** Supplied records **
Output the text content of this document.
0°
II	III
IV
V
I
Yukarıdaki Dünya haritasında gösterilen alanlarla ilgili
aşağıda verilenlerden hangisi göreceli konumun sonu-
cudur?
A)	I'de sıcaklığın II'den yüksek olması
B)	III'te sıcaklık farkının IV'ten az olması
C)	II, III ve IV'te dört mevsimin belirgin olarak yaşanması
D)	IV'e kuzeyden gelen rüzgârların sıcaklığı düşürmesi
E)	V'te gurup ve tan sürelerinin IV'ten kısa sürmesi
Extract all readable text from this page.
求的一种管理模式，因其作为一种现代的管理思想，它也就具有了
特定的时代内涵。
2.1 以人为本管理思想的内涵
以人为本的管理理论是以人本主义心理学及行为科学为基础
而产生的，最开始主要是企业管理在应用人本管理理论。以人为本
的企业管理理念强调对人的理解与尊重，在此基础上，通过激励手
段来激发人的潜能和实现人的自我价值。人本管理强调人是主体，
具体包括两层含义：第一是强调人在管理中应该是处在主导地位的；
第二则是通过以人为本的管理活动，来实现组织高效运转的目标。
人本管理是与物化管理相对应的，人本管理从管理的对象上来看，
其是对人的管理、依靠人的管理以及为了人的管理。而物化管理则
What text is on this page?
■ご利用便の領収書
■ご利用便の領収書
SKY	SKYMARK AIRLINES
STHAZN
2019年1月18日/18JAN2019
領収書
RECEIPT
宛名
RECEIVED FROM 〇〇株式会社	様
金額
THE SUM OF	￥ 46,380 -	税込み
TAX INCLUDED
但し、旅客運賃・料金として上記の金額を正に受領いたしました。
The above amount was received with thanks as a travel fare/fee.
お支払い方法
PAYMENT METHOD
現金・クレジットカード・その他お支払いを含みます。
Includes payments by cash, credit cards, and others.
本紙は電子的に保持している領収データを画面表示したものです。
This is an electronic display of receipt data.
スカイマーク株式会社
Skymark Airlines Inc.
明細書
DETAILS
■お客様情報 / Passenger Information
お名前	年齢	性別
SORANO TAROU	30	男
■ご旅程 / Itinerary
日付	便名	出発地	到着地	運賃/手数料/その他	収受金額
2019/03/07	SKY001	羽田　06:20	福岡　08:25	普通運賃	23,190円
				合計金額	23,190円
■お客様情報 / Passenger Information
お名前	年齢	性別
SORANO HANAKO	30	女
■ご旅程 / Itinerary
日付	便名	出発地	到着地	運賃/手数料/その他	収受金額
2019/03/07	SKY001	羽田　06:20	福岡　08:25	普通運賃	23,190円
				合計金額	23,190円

** What the task asks **
Set down, word for word, every line from the line that holds "Extract all readable text from this page." to the end of the entries above, including both ends.

** Task solution **
Extract all readable text from this page.
求的一种管理模式，因其作为一种现代的管理思想，它也就具有了
特定的时代内涵。
2.1 以人为本管理思想的内涵
以人为本的管理理论是以人本主义心理学及行为科学为基础
而产生的，最开始主要是企业管理在应用人本管理理论。以人为本
的企业管理理念强调对人的理解与尊重，在此基础上，通过激励手
段来激发人的潜能和实现人的自我价值。人本管理强调人是主体，
具体包括两层含义：第一是强调人在管理中应该是处在主导地位的；
第二则是通过以人为本的管理活动，来实现组织高效运转的目标。
人本管理是与物化管理相对应的，人本管理从管理的对象上来看，
其是对人的管理、依靠人的管理以及为了人的管理。而物化管理则
What text is on this page?
■ご利用便の領収書
■ご利用便の領収書
SKY	SKYMARK AIRLINES
STHAZN
2019年1月18日/18JAN2019
領収書
RECEIPT
宛名
RECEIVED FROM 〇〇株式会社	様
金額
THE SUM OF	￥ 46,380 -	税込み
TAX INCLUDED
但し、旅客運賃・料金として上記の金額を正に受領いたしました。
The above amount was received with thanks as a travel fare/fee.
お支払い方法
PAYMENT METHOD
現金・クレジットカード・その他お支払いを含みます。
Includes payments by cash, credit cards, and others.
本紙は電子的に保持している領収データを画面表示したものです。
This is an electronic display of receipt data.
スカイマーク株式会社
Skymark Airlines Inc.
明細書
DETAILS
■お客様情報 / Passenger Information
お名前	年齢	性別
SORANO TAROU	30	男
■ご旅程 / Itinerary
日付	便名	出発地	到着地	運賃/手数料/その他	収受金額
2019/03/07	SKY001	羽田　06:20	福岡　08:25	普通運賃	23,190円
				合計金額	23,190円
■お客様情報 / Passenger Information
お名前	年齢	性別
SORANO HANAKO	30	女
■ご旅程 / Itinerary
日付	便名	出発地	到着地	運賃/手数料/その他	収受金額
2019/03/07	SKY001	羽田　06:20	福岡　08:25	普通運賃	23,190円
				合計金額	23,190円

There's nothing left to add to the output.